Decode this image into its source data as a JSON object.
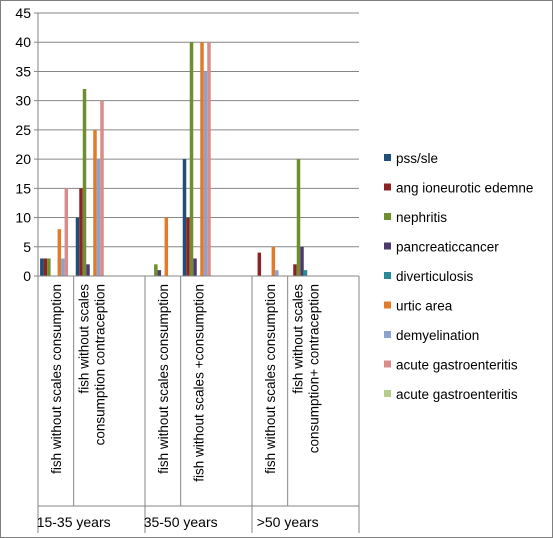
{
  "chart_data": {
    "type": "bar",
    "title": "",
    "xlabel": "",
    "ylabel": "",
    "ylim": [
      0,
      45
    ],
    "yticks": [
      0,
      5,
      10,
      15,
      20,
      25,
      30,
      35,
      40,
      45
    ],
    "grid": true,
    "legend_position": "right",
    "groups": [
      {
        "label": "15-35 years",
        "categories": [
          "fish without scales consumption",
          "fish without scales consumption contraception"
        ]
      },
      {
        "label": "35-50 years",
        "categories": [
          "fish without scales consumption",
          "fish without scales +consumption"
        ]
      },
      {
        "label": ">50 years",
        "categories": [
          "fish without scales consumption",
          "fish without scales consumption+ contraception"
        ]
      }
    ],
    "series": [
      {
        "name": "pss/sle",
        "color": "#1f4e79",
        "values": [
          3,
          10,
          null,
          20,
          null,
          null
        ]
      },
      {
        "name": "ang ioneurotic edemne",
        "color": "#8b2323",
        "values": [
          3,
          15,
          null,
          10,
          4,
          2
        ]
      },
      {
        "name": "nephritis",
        "color": "#6f8f2f",
        "values": [
          3,
          32,
          2,
          40,
          null,
          20
        ]
      },
      {
        "name": "pancreaticcancer",
        "color": "#4b3a6b",
        "values": [
          null,
          2,
          1,
          3,
          null,
          5
        ]
      },
      {
        "name": "diverticulosis",
        "color": "#2a8a9a",
        "values": [
          null,
          null,
          null,
          null,
          null,
          1
        ]
      },
      {
        "name": "urtic area",
        "color": "#e07b2a",
        "values": [
          8,
          25,
          10,
          40,
          5,
          null
        ]
      },
      {
        "name": "demyelination",
        "color": "#8ea2d0",
        "values": [
          3,
          20,
          null,
          35,
          1,
          null
        ]
      },
      {
        "name": "acute gastroenteritis",
        "color": "#d88c8c",
        "values": [
          15,
          30,
          null,
          40,
          null,
          null
        ]
      },
      {
        "name": "acute gastroenteritis",
        "color": "#b7cc8a",
        "values": [
          null,
          null,
          null,
          null,
          null,
          null
        ]
      }
    ]
  }
}
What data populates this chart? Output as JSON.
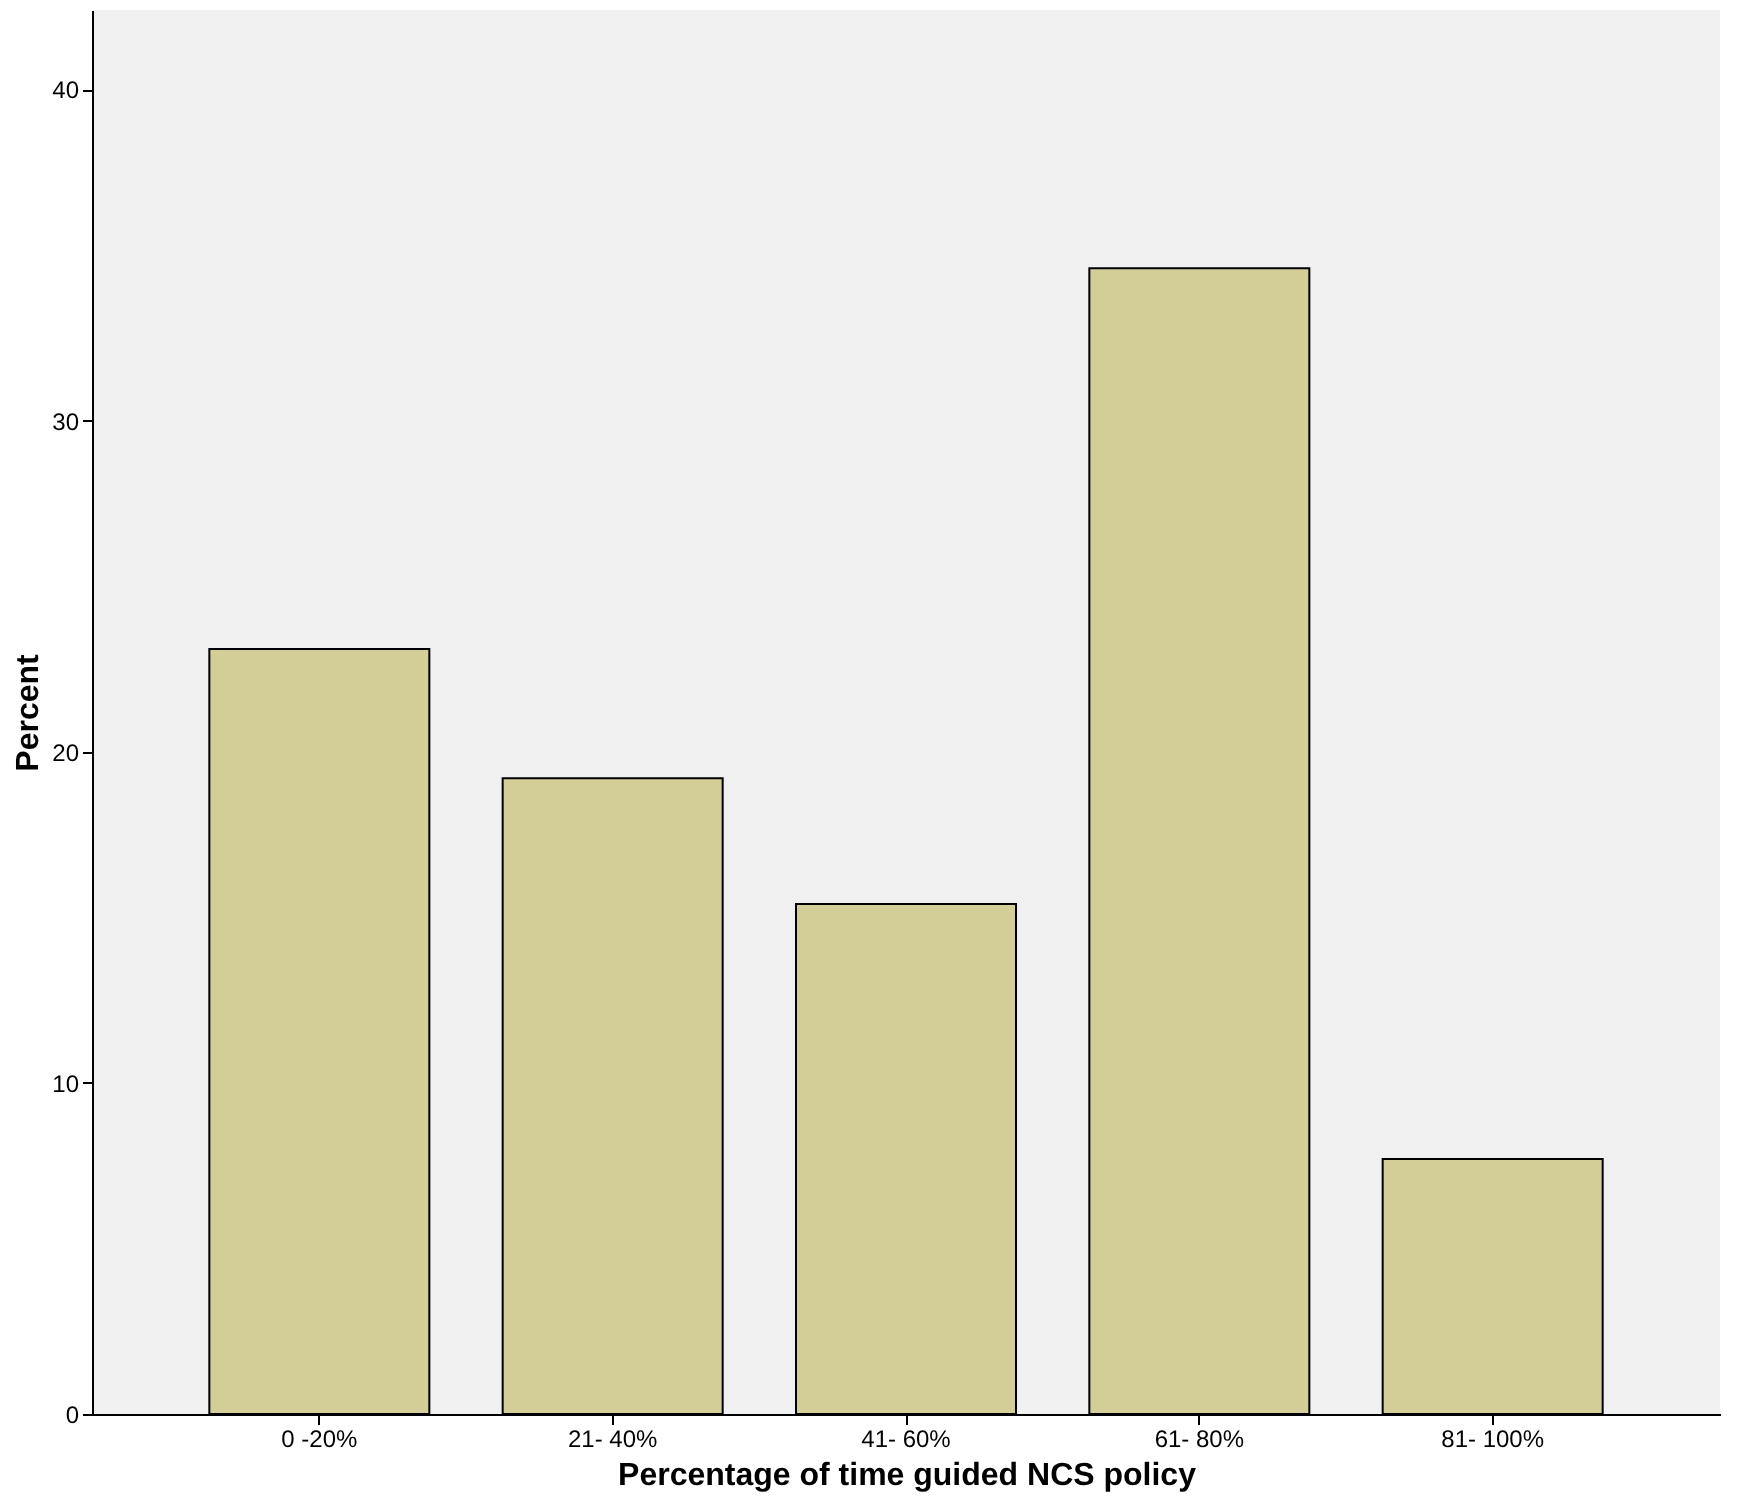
{
  "chart_data": {
    "type": "bar",
    "xlabel": "Percentage of time guided NCS policy",
    "ylabel": "Percent",
    "categories": [
      "0 -20%",
      "21- 40%",
      "41- 60%",
      "61- 80%",
      "81- 100%"
    ],
    "values": [
      23.1,
      19.2,
      15.4,
      34.6,
      7.7
    ],
    "color": "#d3ce98",
    "ylim": [
      0,
      42.4
    ],
    "yticks": [
      0,
      10,
      20,
      30,
      40
    ],
    "grid": false
  }
}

****************

PROBLEM DESCRIPTION:
Select the lines from the entries that include the word "xlabel".

OUTPUT FOR THIS EXERCISE:
    "xlabel": "",
    "xlabel": "Percentage of time guided NCS policy",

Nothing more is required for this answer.